[SUPPLIED RECORDS]

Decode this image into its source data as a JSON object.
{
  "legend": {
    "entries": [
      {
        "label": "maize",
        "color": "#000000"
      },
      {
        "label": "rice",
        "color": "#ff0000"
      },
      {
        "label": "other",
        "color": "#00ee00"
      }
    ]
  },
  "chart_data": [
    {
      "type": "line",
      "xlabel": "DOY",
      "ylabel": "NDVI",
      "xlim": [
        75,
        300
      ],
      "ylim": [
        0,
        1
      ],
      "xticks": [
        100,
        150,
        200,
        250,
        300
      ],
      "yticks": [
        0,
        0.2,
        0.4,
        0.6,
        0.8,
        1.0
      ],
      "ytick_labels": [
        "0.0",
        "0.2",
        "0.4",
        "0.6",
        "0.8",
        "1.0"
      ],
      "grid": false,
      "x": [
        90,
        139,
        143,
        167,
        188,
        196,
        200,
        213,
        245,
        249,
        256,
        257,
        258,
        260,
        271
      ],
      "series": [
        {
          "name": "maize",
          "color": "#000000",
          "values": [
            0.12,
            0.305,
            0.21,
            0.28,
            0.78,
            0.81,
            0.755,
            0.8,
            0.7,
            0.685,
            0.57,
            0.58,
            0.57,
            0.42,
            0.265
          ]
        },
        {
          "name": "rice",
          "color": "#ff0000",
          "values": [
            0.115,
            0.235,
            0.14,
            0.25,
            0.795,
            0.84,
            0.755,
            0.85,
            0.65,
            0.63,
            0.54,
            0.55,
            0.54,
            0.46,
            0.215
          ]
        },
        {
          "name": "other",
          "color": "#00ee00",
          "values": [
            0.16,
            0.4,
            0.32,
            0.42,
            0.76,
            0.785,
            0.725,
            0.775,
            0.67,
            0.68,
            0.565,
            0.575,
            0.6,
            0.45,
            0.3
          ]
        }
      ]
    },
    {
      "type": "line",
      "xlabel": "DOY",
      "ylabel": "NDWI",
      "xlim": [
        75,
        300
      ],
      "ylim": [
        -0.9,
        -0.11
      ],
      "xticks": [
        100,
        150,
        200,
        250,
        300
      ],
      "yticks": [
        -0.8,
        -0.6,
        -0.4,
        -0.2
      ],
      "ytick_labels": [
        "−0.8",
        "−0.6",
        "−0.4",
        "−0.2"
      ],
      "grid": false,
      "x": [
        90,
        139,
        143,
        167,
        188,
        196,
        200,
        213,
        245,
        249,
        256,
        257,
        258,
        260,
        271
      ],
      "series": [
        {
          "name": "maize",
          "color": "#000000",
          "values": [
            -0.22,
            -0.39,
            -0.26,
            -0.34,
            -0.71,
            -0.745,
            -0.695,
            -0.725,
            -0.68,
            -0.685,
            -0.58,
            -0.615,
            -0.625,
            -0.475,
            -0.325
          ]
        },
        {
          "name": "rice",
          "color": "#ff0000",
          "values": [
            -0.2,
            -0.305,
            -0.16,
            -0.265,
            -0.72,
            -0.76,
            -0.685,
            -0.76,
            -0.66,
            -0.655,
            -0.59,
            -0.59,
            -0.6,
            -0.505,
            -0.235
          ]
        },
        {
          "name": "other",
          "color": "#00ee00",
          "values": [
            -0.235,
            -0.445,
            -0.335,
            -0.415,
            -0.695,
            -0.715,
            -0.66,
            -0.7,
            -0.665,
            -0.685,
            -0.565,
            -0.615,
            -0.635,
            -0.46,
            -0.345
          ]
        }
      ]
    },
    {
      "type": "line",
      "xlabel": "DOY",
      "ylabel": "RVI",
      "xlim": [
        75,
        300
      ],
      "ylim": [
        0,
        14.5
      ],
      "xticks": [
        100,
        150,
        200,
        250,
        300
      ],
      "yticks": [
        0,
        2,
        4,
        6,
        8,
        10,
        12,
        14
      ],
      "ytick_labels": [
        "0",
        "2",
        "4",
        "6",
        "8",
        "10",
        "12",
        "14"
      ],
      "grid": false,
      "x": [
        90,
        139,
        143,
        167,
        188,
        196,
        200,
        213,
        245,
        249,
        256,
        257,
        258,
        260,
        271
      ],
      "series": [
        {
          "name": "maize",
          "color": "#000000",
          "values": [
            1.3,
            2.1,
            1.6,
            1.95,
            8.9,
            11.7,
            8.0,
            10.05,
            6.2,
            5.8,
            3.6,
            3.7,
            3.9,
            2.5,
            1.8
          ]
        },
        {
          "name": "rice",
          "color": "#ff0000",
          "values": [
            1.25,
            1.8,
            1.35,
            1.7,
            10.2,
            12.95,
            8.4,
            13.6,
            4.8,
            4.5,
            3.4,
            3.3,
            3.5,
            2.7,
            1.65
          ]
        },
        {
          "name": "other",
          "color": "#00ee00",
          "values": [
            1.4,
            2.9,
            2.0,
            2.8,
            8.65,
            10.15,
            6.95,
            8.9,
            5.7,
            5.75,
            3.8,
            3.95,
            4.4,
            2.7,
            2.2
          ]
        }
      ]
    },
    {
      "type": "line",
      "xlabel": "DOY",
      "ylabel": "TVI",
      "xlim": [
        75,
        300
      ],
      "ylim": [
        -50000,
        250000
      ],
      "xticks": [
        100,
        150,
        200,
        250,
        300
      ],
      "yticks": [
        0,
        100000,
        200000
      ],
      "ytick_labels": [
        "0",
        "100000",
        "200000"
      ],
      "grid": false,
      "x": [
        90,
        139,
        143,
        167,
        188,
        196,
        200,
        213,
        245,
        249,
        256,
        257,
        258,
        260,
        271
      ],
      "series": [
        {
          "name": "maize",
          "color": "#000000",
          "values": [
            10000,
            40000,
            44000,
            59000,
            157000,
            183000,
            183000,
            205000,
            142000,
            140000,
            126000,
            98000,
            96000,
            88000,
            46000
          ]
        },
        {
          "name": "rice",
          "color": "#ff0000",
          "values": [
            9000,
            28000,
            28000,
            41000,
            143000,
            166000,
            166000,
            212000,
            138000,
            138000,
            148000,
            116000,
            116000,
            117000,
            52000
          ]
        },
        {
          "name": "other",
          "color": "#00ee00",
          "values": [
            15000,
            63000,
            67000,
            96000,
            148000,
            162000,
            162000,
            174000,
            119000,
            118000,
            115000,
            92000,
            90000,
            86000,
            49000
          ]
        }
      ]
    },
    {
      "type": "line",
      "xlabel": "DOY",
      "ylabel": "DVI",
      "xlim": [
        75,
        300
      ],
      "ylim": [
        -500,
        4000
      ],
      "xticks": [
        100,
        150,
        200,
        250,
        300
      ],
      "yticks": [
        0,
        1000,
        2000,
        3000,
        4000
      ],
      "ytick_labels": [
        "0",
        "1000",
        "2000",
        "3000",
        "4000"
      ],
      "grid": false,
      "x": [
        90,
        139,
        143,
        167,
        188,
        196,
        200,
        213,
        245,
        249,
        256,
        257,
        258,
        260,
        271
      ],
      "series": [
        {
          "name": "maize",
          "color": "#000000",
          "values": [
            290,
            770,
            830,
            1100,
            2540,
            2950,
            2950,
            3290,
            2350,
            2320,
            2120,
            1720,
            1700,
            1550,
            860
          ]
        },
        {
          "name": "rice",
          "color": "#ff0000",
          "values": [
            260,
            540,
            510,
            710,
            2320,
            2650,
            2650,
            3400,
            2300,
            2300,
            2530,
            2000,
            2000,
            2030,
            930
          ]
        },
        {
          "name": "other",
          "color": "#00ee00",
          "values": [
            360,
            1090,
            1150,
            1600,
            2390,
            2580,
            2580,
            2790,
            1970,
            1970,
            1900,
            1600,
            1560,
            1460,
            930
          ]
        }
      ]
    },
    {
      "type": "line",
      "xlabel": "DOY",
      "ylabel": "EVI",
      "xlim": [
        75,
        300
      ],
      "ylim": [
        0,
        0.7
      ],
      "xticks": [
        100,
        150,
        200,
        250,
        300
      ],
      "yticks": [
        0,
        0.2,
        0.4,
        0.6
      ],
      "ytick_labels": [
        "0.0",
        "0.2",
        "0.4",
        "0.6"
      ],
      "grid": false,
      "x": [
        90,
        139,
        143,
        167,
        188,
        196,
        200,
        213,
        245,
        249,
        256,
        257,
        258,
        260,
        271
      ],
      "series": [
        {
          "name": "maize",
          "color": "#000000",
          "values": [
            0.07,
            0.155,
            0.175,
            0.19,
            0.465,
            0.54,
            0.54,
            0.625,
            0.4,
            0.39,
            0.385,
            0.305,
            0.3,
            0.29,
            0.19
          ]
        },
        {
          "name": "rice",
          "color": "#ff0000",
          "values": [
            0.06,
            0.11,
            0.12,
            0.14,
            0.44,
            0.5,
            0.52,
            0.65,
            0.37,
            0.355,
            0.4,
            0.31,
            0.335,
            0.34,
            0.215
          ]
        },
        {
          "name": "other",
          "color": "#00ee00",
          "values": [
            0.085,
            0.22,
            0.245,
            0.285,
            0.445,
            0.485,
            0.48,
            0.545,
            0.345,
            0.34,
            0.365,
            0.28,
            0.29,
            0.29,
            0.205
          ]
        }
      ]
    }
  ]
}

[EXERCISE] Locate all lines in the listing above with the word "ylabel" and copy them.

[EXERCISE ANSWER]
      "ylabel": "NDVI",
      "ylabel": "NDWI",
      "ylabel": "RVI",
      "ylabel": "TVI",
      "ylabel": "DVI",
      "ylabel": "EVI",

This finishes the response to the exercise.